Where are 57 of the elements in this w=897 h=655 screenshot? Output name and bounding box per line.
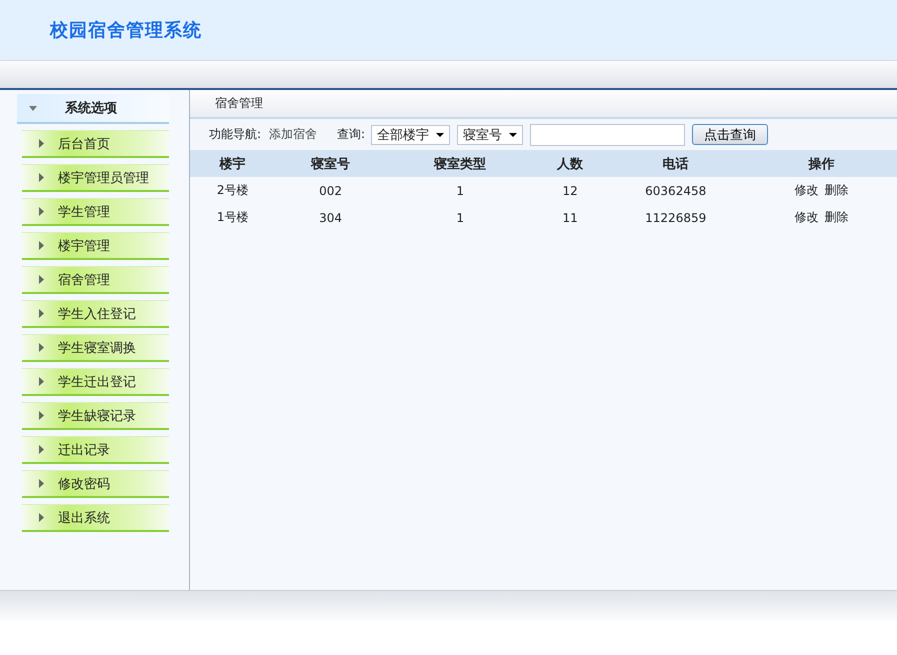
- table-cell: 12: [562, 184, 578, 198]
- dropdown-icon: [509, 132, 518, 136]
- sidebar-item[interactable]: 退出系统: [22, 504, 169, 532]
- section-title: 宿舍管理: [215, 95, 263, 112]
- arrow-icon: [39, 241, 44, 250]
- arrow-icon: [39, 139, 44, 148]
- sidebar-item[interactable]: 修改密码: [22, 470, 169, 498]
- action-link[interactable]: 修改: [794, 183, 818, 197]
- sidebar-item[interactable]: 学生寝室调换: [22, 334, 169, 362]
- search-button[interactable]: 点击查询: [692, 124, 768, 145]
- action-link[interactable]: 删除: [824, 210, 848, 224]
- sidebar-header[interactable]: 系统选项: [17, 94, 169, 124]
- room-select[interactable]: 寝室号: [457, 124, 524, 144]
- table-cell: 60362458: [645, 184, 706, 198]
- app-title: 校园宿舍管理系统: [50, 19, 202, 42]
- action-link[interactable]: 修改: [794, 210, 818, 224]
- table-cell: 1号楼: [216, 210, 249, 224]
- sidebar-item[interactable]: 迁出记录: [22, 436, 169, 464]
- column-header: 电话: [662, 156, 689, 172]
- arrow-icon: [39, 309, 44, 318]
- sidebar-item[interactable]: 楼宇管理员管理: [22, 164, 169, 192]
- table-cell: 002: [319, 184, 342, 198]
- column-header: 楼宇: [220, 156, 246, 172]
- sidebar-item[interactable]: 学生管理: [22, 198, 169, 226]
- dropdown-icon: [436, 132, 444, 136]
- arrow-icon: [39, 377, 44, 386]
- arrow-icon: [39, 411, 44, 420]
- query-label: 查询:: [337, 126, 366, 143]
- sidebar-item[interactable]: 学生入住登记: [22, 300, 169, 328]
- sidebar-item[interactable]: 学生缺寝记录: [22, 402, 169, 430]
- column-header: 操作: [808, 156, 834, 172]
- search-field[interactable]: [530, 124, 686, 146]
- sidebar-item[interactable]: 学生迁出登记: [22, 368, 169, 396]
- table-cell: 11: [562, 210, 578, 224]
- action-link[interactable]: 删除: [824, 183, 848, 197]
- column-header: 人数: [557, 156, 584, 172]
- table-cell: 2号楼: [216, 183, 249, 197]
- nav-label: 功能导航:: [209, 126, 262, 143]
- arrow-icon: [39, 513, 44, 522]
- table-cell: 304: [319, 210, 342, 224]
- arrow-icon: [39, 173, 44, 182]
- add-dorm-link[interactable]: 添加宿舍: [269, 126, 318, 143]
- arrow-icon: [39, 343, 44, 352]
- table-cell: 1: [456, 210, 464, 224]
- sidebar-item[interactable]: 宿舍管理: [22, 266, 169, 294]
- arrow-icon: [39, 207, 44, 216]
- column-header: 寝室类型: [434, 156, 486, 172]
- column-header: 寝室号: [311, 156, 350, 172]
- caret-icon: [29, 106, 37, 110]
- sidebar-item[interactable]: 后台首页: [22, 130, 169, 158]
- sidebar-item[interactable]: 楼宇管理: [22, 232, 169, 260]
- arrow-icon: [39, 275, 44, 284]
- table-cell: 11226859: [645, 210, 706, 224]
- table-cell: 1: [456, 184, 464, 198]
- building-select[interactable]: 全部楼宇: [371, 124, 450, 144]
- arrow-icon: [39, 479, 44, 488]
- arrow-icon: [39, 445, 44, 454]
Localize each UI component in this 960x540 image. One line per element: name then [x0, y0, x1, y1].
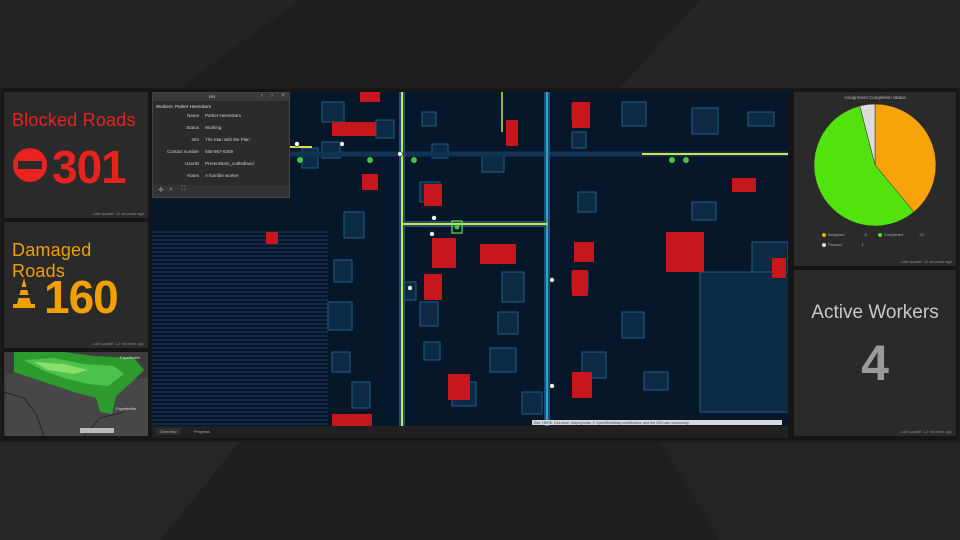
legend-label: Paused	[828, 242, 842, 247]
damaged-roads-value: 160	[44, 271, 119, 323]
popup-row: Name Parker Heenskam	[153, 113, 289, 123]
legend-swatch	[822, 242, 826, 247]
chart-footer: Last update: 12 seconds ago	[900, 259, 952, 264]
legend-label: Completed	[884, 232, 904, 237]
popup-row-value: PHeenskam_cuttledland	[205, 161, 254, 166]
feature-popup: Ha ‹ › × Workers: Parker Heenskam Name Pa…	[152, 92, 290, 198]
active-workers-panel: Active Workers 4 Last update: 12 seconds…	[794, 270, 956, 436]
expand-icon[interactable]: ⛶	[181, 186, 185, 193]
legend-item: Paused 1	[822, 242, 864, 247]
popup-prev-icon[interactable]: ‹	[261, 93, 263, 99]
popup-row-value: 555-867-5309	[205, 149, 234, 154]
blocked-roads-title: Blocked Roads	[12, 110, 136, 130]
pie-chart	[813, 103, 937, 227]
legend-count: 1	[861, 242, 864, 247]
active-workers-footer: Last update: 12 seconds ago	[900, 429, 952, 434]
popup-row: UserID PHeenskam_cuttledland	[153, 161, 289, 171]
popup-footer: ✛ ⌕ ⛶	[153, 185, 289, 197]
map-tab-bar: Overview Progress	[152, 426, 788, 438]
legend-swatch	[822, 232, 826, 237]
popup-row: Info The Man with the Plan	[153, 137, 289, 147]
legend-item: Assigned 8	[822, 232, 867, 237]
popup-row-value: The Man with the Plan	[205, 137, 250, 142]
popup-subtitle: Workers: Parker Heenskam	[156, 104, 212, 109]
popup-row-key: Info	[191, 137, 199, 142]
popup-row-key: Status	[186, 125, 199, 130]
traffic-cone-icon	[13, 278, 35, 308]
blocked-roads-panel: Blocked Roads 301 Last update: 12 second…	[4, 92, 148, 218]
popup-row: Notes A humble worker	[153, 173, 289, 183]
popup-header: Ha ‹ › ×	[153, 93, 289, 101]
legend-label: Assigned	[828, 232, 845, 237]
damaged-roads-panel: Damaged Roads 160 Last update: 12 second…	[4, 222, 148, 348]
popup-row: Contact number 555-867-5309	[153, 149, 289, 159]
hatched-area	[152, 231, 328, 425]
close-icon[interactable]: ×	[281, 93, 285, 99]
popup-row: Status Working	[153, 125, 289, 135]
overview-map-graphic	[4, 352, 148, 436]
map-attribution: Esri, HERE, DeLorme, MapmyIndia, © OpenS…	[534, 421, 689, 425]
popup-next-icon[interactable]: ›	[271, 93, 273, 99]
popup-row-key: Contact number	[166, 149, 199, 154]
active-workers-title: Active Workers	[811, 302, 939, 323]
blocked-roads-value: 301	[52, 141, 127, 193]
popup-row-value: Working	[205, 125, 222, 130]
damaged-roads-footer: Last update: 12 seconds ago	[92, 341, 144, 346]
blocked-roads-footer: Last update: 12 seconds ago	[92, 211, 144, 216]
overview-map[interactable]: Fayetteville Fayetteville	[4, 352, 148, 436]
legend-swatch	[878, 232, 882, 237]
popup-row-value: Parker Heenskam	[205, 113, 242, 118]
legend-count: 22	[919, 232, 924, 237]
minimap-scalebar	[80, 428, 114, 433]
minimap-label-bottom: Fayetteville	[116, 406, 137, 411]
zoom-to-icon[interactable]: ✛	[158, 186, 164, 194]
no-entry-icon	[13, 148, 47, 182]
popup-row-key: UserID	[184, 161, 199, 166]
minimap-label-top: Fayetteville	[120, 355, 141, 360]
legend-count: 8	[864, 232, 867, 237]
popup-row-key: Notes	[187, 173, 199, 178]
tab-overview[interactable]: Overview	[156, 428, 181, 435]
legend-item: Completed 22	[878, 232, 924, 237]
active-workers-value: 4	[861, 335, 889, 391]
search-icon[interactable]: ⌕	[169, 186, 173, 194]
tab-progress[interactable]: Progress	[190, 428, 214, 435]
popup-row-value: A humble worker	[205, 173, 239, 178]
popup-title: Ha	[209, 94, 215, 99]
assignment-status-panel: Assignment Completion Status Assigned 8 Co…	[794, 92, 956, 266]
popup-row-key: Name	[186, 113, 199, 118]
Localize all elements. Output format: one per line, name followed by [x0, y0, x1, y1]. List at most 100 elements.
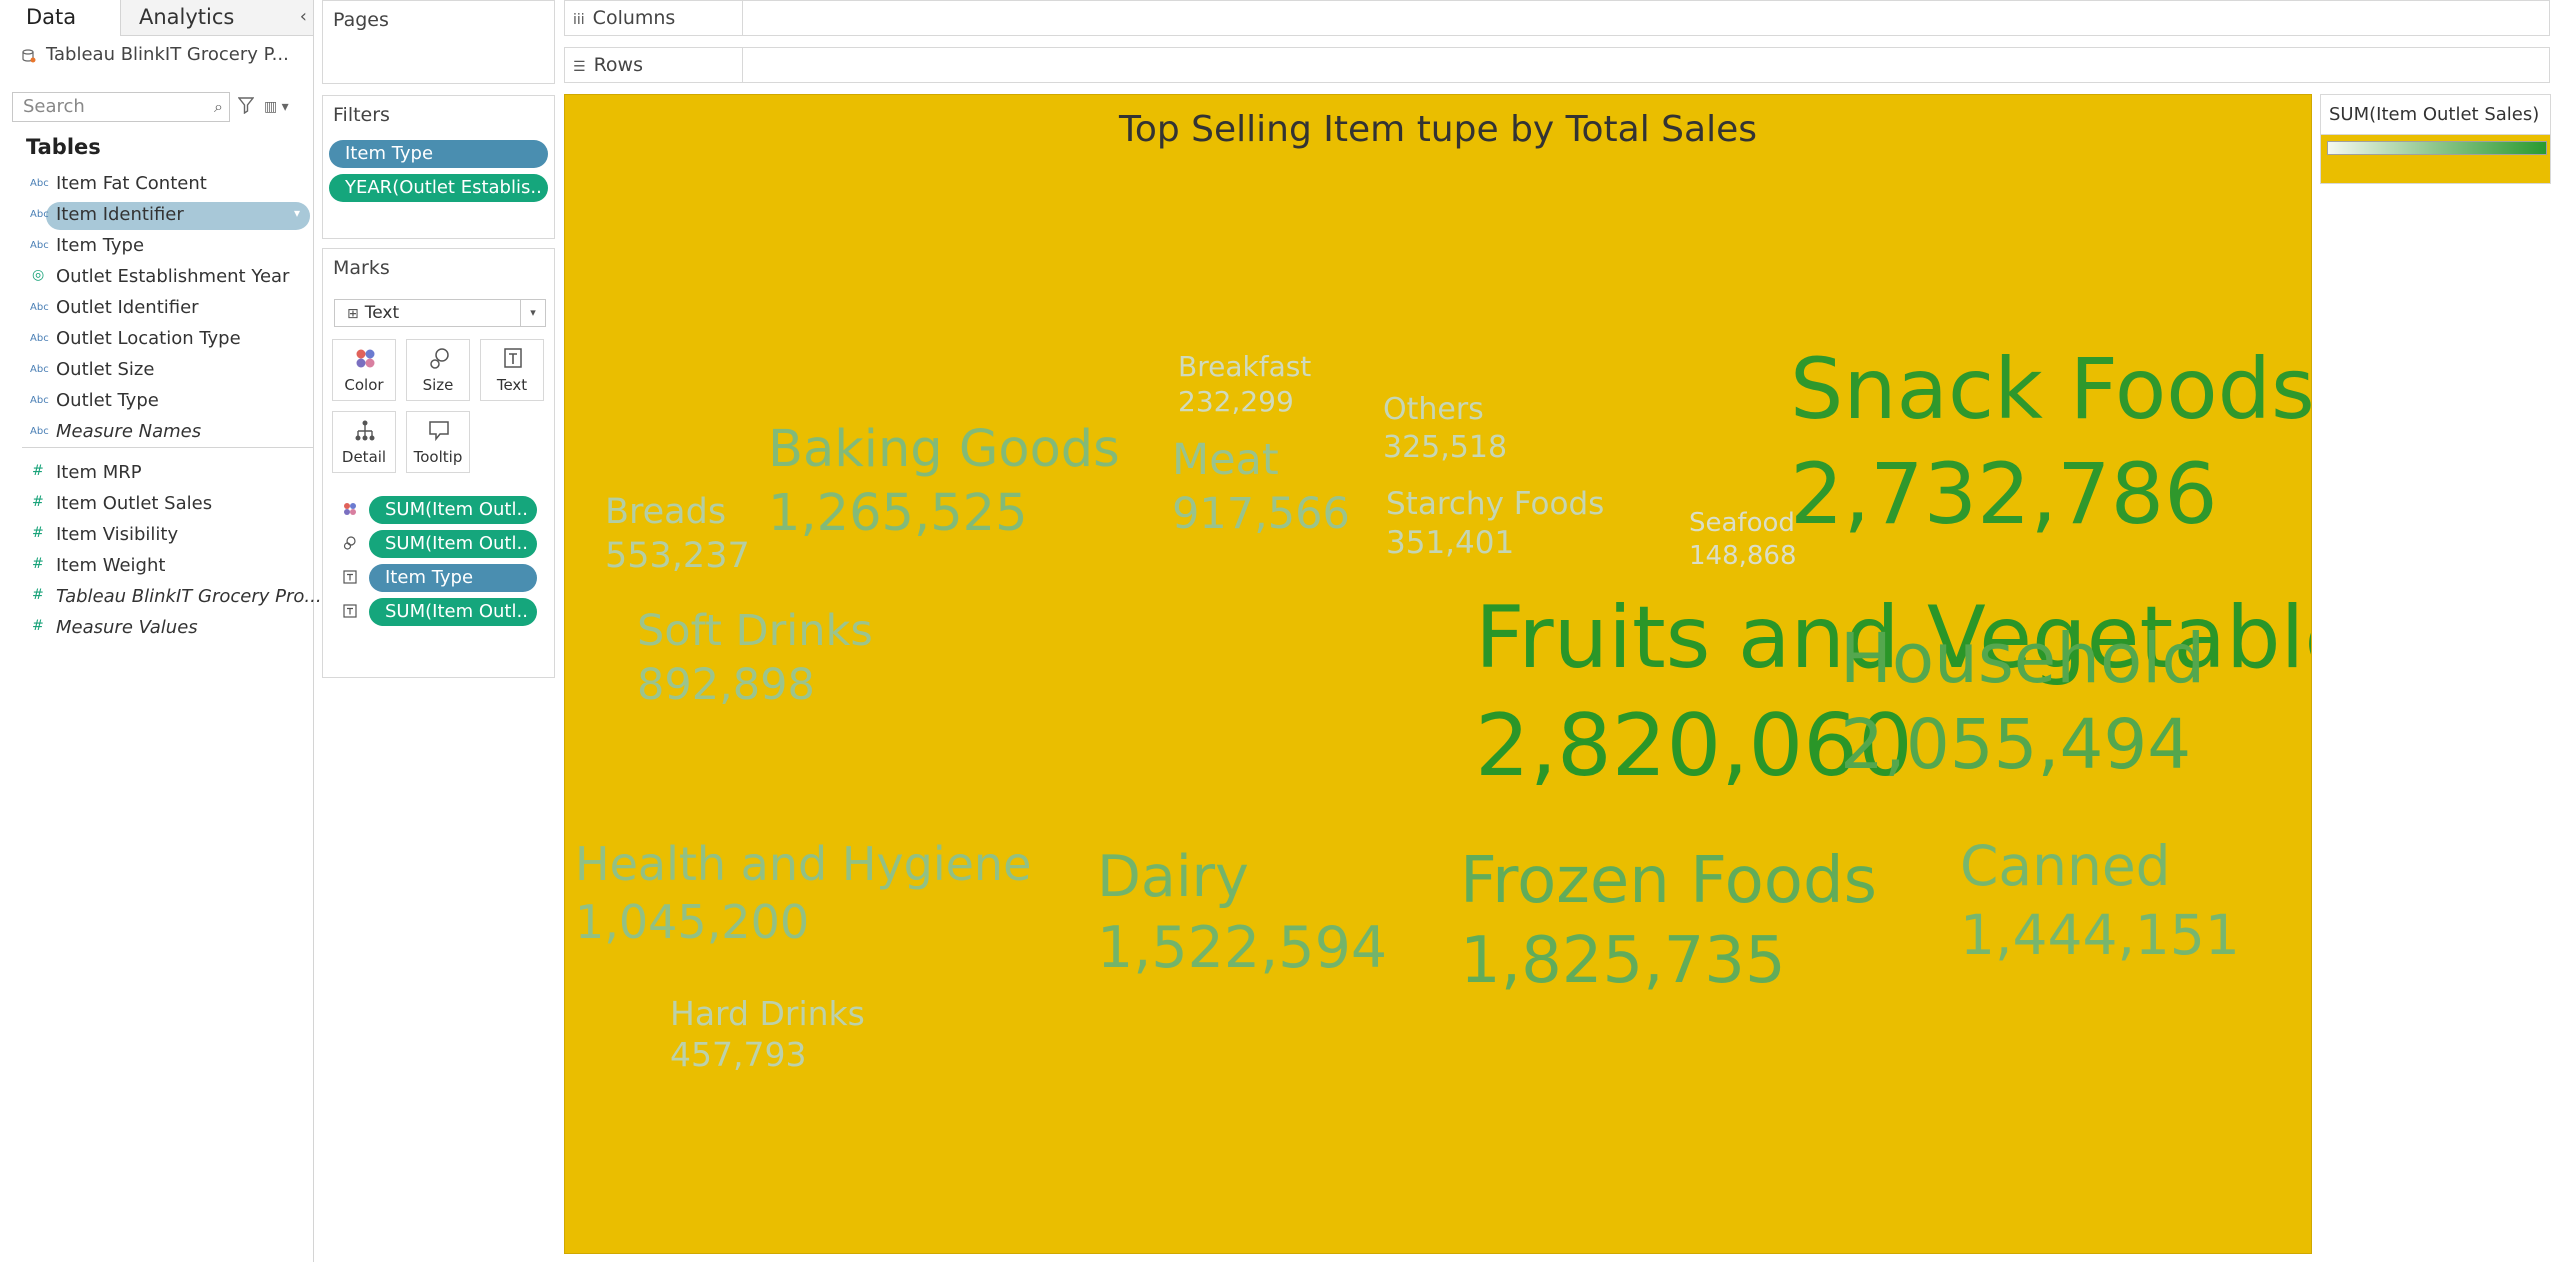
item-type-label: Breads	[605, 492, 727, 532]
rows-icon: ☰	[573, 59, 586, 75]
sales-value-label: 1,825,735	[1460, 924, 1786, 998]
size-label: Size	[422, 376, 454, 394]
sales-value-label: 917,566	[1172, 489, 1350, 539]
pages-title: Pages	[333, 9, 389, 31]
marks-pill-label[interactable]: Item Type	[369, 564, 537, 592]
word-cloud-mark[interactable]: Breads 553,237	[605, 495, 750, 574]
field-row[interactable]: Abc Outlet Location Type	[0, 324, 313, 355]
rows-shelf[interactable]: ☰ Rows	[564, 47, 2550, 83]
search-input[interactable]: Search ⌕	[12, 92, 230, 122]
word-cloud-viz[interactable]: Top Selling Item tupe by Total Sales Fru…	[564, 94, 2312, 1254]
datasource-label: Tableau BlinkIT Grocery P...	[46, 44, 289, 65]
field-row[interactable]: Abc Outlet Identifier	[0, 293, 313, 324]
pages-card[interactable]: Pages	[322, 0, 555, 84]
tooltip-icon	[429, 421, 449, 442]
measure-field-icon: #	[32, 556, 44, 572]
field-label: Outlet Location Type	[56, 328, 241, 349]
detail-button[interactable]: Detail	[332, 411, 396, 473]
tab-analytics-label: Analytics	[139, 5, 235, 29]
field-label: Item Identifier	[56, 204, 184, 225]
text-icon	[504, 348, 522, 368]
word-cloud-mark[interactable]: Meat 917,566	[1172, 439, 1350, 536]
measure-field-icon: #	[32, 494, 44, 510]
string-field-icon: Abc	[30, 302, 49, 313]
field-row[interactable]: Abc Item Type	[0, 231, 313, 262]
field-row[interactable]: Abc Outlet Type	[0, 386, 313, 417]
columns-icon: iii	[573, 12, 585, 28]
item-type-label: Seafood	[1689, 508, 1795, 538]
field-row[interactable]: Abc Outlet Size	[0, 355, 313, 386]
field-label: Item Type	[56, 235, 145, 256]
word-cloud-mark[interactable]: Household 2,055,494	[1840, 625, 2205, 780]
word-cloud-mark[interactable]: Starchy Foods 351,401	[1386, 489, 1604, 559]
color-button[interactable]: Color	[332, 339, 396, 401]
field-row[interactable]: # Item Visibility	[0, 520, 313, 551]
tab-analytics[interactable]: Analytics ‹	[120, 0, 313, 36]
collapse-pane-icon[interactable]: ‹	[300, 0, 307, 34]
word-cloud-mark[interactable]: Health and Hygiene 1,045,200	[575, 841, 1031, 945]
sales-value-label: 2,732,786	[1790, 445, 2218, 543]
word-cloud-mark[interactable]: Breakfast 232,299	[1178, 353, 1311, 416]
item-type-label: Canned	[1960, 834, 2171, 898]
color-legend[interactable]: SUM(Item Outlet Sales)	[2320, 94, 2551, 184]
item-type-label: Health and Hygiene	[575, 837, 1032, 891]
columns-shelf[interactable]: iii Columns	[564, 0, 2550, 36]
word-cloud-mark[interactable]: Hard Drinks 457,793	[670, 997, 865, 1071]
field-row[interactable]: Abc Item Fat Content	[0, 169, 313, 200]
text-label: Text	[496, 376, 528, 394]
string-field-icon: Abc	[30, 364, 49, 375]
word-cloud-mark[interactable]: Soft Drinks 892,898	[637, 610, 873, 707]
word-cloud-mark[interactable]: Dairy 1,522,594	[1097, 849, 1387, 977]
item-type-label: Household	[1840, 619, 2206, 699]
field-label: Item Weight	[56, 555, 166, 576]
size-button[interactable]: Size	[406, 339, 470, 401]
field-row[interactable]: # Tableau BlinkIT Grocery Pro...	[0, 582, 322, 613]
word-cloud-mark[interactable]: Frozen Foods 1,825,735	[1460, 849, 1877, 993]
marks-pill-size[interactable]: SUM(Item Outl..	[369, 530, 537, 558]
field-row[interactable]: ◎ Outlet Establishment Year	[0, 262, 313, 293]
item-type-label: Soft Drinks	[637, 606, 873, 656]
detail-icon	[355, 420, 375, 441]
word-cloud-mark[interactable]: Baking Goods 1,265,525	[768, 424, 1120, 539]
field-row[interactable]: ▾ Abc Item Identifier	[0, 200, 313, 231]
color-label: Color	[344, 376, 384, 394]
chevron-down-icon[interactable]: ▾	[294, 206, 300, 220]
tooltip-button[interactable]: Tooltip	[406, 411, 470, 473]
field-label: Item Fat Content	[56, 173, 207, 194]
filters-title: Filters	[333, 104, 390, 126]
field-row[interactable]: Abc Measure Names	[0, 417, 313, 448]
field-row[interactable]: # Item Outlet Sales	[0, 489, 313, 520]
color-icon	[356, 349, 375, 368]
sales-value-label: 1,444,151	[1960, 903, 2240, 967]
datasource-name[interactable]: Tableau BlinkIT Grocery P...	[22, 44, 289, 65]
══════════════════════════════
* What to work on *
Can you convert the material from the line with "- table-cell: 12: [562, 184, 578, 198]" up to and including the line with "- table-cell: 60362458: [645, 184, 706, 198]" into a JSON list of strings, one string per line and no blank lines?

* Result of this exercise *
[
  "- table-cell: 12: [562, 184, 578, 198]",
  "- dropdown-icon: [509, 132, 518, 136]",
  "- sidebar-item[interactable]: 退出系统: [22, 504, 169, 532]",
  "- section-title: 宿舍管理: [215, 95, 263, 112]",
  "- arrow-icon: [39, 241, 44, 250]",
  "- arrow-icon: [39, 139, 44, 148]",
  "- sidebar-item[interactable]: 修改密码: [22, 470, 169, 498]",
  "- action-link[interactable]: 修改: [794, 183, 818, 197]",
  "- sidebar-item[interactable]: 学生寝室调换: [22, 334, 169, 362]",
  "- search-button[interactable]: 点击查询: [692, 124, 768, 145]",
  "- action-link[interactable]: 删除: [824, 210, 848, 224]",
  "- sidebar-header[interactable]: 系统选项: [17, 94, 169, 124]",
  "- room-select[interactable]: 寝室号: [457, 124, 524, 144]",
  "- table-cell: 60362458: [645, 184, 706, 198]"
]